Task instructions:
Render the material again word for word, skipping the pictures in it.

Dataset rows:
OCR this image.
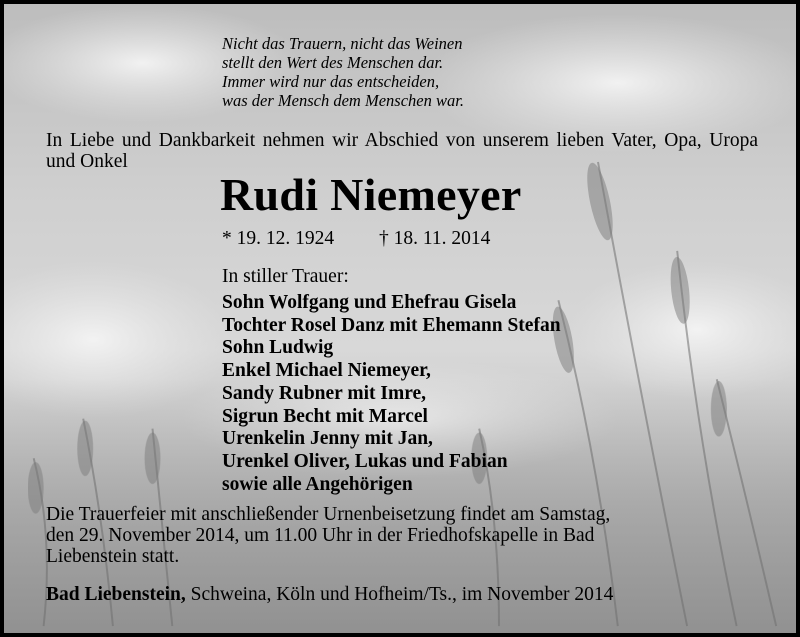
Nicht das Trauern, nicht das Weinen
stellt den Wert des Menschen dar.
Immer wird nur das entscheiden,
was der Mensch dem Menschen war.
In Liebe und Dankbarkeit nehmen wir Abschied von unserem lieben Vater, Opa, Uropa und Onkel
Rudi Niemeyer
* 19. 12. 1924 † 18. 11. 2014
In stiller Trauer:
Sohn Wolfgang und Ehefrau Gisela
Tochter Rosel Danz mit Ehemann Stefan
Sohn Ludwig
Enkel Michael Niemeyer,
Sandy Rubner mit Imre,
Sigrun Becht mit Marcel
Urenkelin Jenny mit Jan,
Urenkel Oliver, Lukas und Fabian
sowie alle Angehörigen
Die Trauerfeier mit anschließender Urnenbeisetzung findet am Samstag,
den 29. November 2014, um 11.00 Uhr in der Friedhofskapelle in Bad
Liebenstein statt.
Bad Liebenstein, Schweina, Köln und Hofheim/Ts., im November 2014
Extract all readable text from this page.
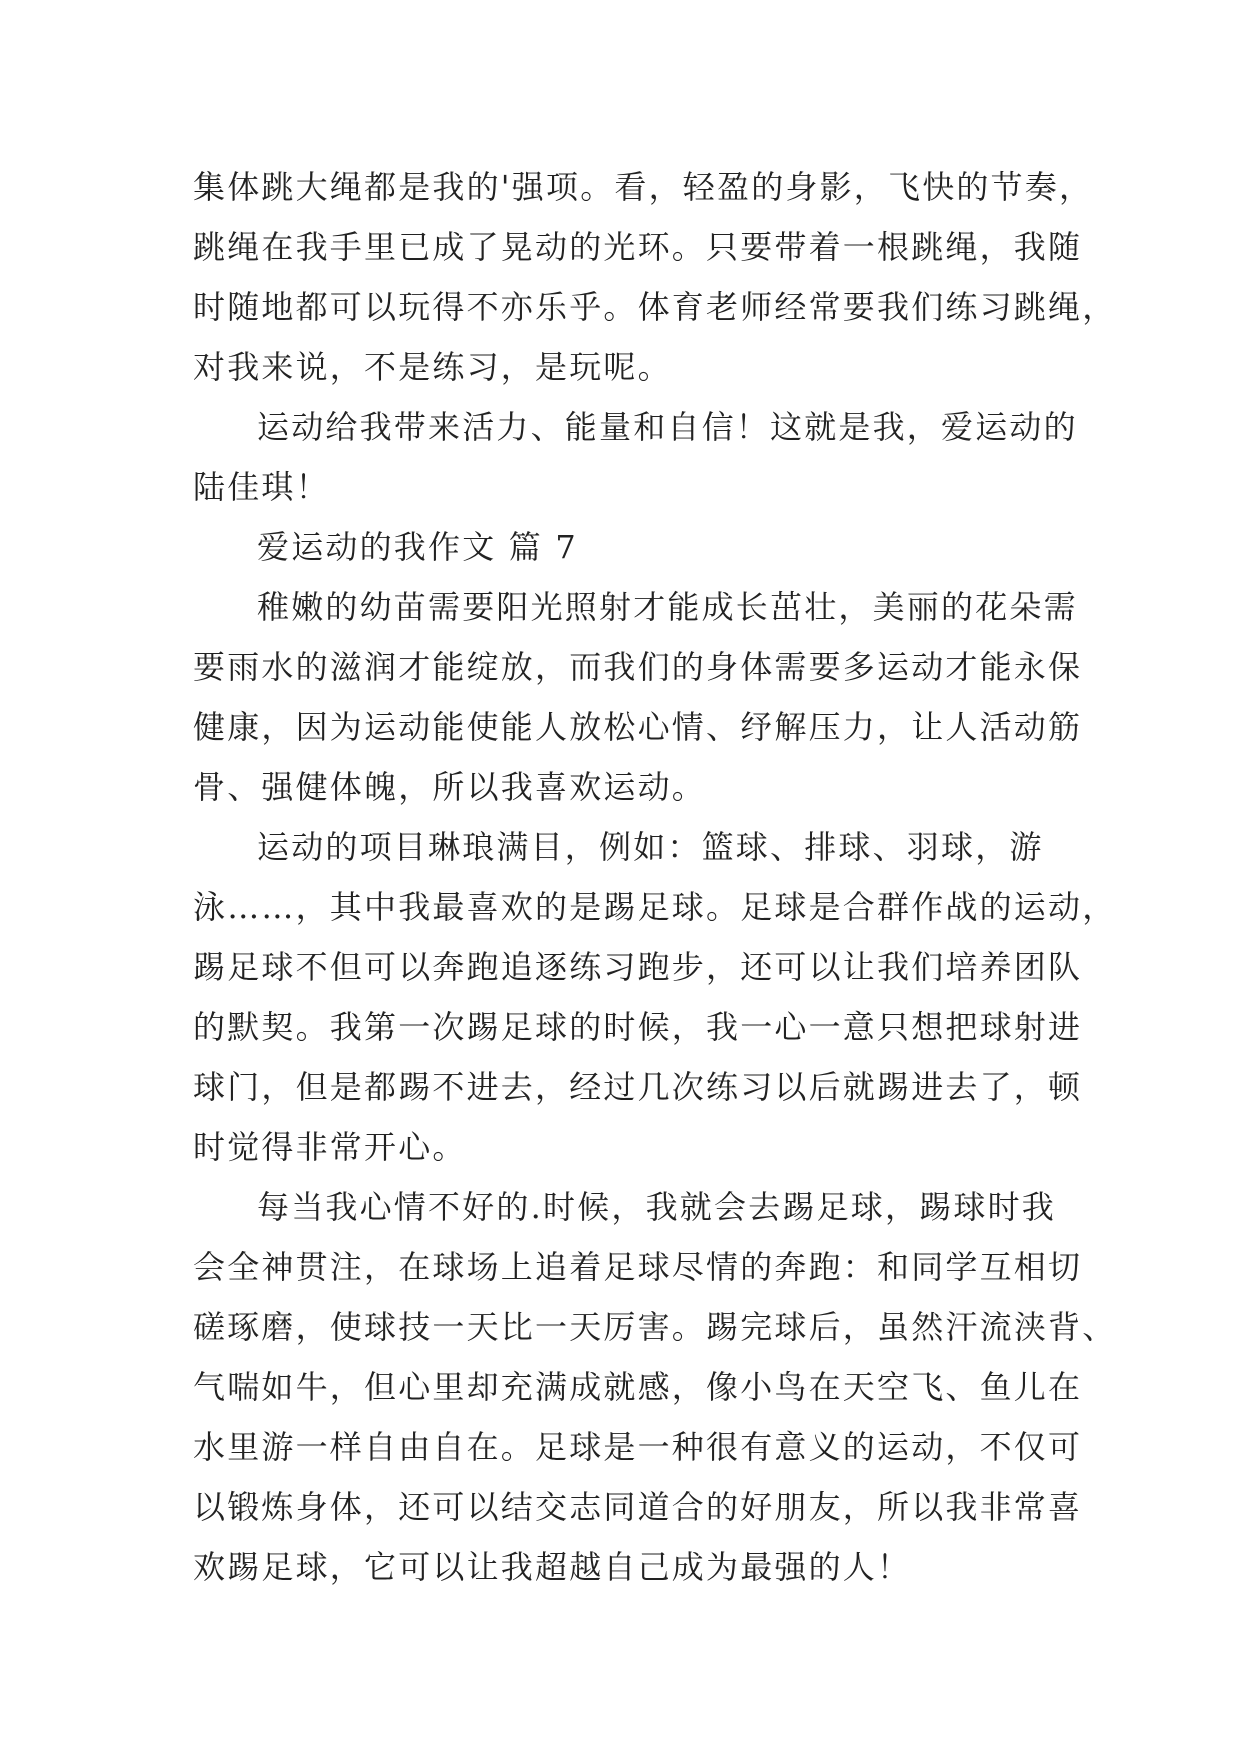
集体跳大绳都是我的'强项。看，轻盈的身影，飞快的节奏，

跳绳在我手里已成了晃动的光环。只要带着一根跳绳，我随

时随地都可以玩得不亦乐乎。体育老师经常要我们练习跳绳，

对我来说，不是练习，是玩呢。

运动给我带来活力、能量和自信！这就是我，爱运动的

陆佳琪！

爱运动的我作文 篇 7

稚嫩的幼苗需要阳光照射才能成长茁壮，美丽的花朵需

要雨水的滋润才能绽放，而我们的身体需要多运动才能永保

健康，因为运动能使能人放松心情、纾解压力，让人活动筋

骨、强健体魄，所以我喜欢运动。

运动的项目琳琅满目，例如：篮球、排球、羽球，游

泳……，其中我最喜欢的是踢足球。足球是合群作战的运动，

踢足球不但可以奔跑追逐练习跑步，还可以让我们培养团队

的默契。我第一次踢足球的时候，我一心一意只想把球射进

球门，但是都踢不进去，经过几次练习以后就踢进去了，顿

时觉得非常开心。

每当我心情不好的.时候，我就会去踢足球，踢球时我

会全神贯注，在球场上追着足球尽情的奔跑：和同学互相切

磋琢磨，使球技一天比一天厉害。踢完球后，虽然汗流浃背、

气喘如牛，但心里却充满成就感，像小鸟在天空飞、鱼儿在

水里游一样自由自在。足球是一种很有意义的运动，不仅可

以锻炼身体，还可以结交志同道合的好朋友，所以我非常喜

欢踢足球，它可以让我超越自己成为最强的人！
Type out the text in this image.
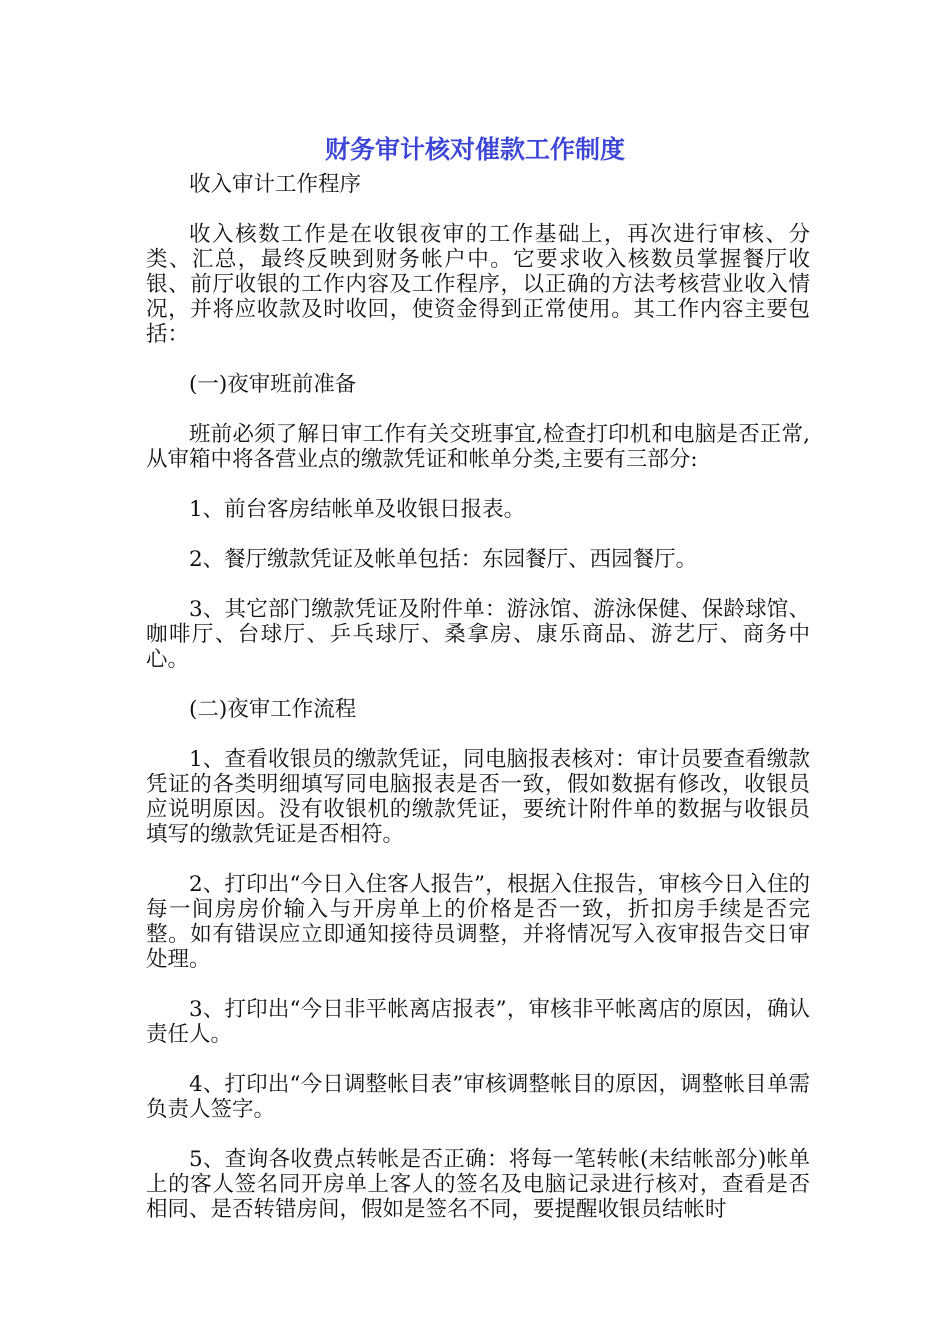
财务审计核对催款工作制度

收入审计工作程序

收入核数工作是在收银夜审的工作基础上，再次进行审核、分类、汇总，最终反映到财务帐户中。它要求收入核数员掌握餐厅收银、前厅收银的工作内容及工作程序，以正确的方法考核营业收入情况，并将应收款及时收回，使资金得到正常使用。其工作内容主要包括：

(一)夜审班前准备

班前必须了解日审工作有关交班事宜,检查打印机和电脑是否正常,从审箱中将各营业点的缴款凭证和帐单分类,主要有三部分:

1、前台客房结帐单及收银日报表。

2、餐厅缴款凭证及帐单包括：东园餐厅、西园餐厅。

3、其它部门缴款凭证及附件单：游泳馆、游泳保健、保龄球馆、咖啡厅、台球厅、乒乓球厅、桑拿房、康乐商品、游艺厅、商务中心。

(二)夜审工作流程

1、查看收银员的缴款凭证，同电脑报表核对：审计员要查看缴款凭证的各类明细填写同电脑报表是否一致，假如数据有修改，收银员应说明原因。没有收银机的缴款凭证，要统计附件单的数据与收银员填写的缴款凭证是否相符。

2、打印出“今日入住客人报告”，根据入住报告，审核今日入住的每一间房房价输入与开房单上的价格是否一致，折扣房手续是否完整。如有错误应立即通知接待员调整，并将情况写入夜审报告交日审处理。

3、打印出“今日非平帐离店报表”，审核非平帐离店的原因，确认责任人。

4、打印出“今日调整帐目表”审核调整帐目的原因，调整帐目单需负责人签字。

5、查询各收费点转帐是否正确：将每一笔转帐(未结帐部分)帐单上的客人签名同开房单上客人的签名及电脑记录进行核对，查看是否相同、是否转错房间，假如是签名不同，要提醒收银员结帐时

Output for this exercise:
OCR this image.
Nicht das Trauern, nicht das Weinen
stellt den Wert des Menschen dar.
Immer wird nur das entscheiden,
was der Mensch dem Menschen war.
In Liebe und Dankbarkeit nehmen wir Abschied von unserem lieben Vater, Opa, Uropa und Onkel
Rudi Niemeyer
* 19. 12. 1924 † 18. 11. 2014
In stiller Trauer:
Sohn Wolfgang und Ehefrau Gisela
Tochter Rosel Danz mit Ehemann Stefan
Sohn Ludwig
Enkel Michael Niemeyer,
Sandy Rubner mit Imre,
Sigrun Becht mit Marcel
Urenkelin Jenny mit Jan,
Urenkel Oliver, Lukas und Fabian
sowie alle Angehörigen
Die Trauerfeier mit anschließender Urnenbeisetzung findet am Samstag,
den 29. November 2014, um 11.00 Uhr in der Friedhofskapelle in Bad
Liebenstein statt.
Bad Liebenstein, Schweina, Köln und Hofheim/Ts., im November 2014
Extract all readable text from this page.
集体跳大绳都是我的'强项。看，轻盈的身影，飞快的节奏，

跳绳在我手里已成了晃动的光环。只要带着一根跳绳，我随

时随地都可以玩得不亦乐乎。体育老师经常要我们练习跳绳，

对我来说，不是练习，是玩呢。

运动给我带来活力、能量和自信！这就是我，爱运动的

陆佳琪！

爱运动的我作文 篇 7

稚嫩的幼苗需要阳光照射才能成长茁壮，美丽的花朵需

要雨水的滋润才能绽放，而我们的身体需要多运动才能永保

健康，因为运动能使能人放松心情、纾解压力，让人活动筋

骨、强健体魄，所以我喜欢运动。

运动的项目琳琅满目，例如：篮球、排球、羽球，游

泳……，其中我最喜欢的是踢足球。足球是合群作战的运动，

踢足球不但可以奔跑追逐练习跑步，还可以让我们培养团队

的默契。我第一次踢足球的时候，我一心一意只想把球射进

球门，但是都踢不进去，经过几次练习以后就踢进去了，顿

时觉得非常开心。

每当我心情不好的.时候，我就会去踢足球，踢球时我

会全神贯注，在球场上追着足球尽情的奔跑：和同学互相切

磋琢磨，使球技一天比一天厉害。踢完球后，虽然汗流浃背、

气喘如牛，但心里却充满成就感，像小鸟在天空飞、鱼儿在

水里游一样自由自在。足球是一种很有意义的运动，不仅可

以锻炼身体，还可以结交志同道合的好朋友，所以我非常喜

欢踢足球，它可以让我超越自己成为最强的人！
Type out the text in this image.
财务审计核对催款工作制度

收入审计工作程序

收入核数工作是在收银夜审的工作基础上，再次进行审核、分类、汇总，最终反映到财务帐户中。它要求收入核数员掌握餐厅收银、前厅收银的工作内容及工作程序，以正确的方法考核营业收入情况，并将应收款及时收回，使资金得到正常使用。其工作内容主要包括：

(一)夜审班前准备

班前必须了解日审工作有关交班事宜,检查打印机和电脑是否正常,从审箱中将各营业点的缴款凭证和帐单分类,主要有三部分:

1、前台客房结帐单及收银日报表。

2、餐厅缴款凭证及帐单包括：东园餐厅、西园餐厅。

3、其它部门缴款凭证及附件单：游泳馆、游泳保健、保龄球馆、咖啡厅、台球厅、乒乓球厅、桑拿房、康乐商品、游艺厅、商务中心。

(二)夜审工作流程

1、查看收银员的缴款凭证，同电脑报表核对：审计员要查看缴款凭证的各类明细填写同电脑报表是否一致，假如数据有修改，收银员应说明原因。没有收银机的缴款凭证，要统计附件单的数据与收银员填写的缴款凭证是否相符。

2、打印出“今日入住客人报告”，根据入住报告，审核今日入住的每一间房房价输入与开房单上的价格是否一致，折扣房手续是否完整。如有错误应立即通知接待员调整，并将情况写入夜审报告交日审处理。

3、打印出“今日非平帐离店报表”，审核非平帐离店的原因，确认责任人。

4、打印出“今日调整帐目表”审核调整帐目的原因，调整帐目单需负责人签字。

5、查询各收费点转帐是否正确：将每一笔转帐(未结帐部分)帐单上的客人签名同开房单上客人的签名及电脑记录进行核对，查看是否相同、是否转错房间，假如是签名不同，要提醒收银员结帐时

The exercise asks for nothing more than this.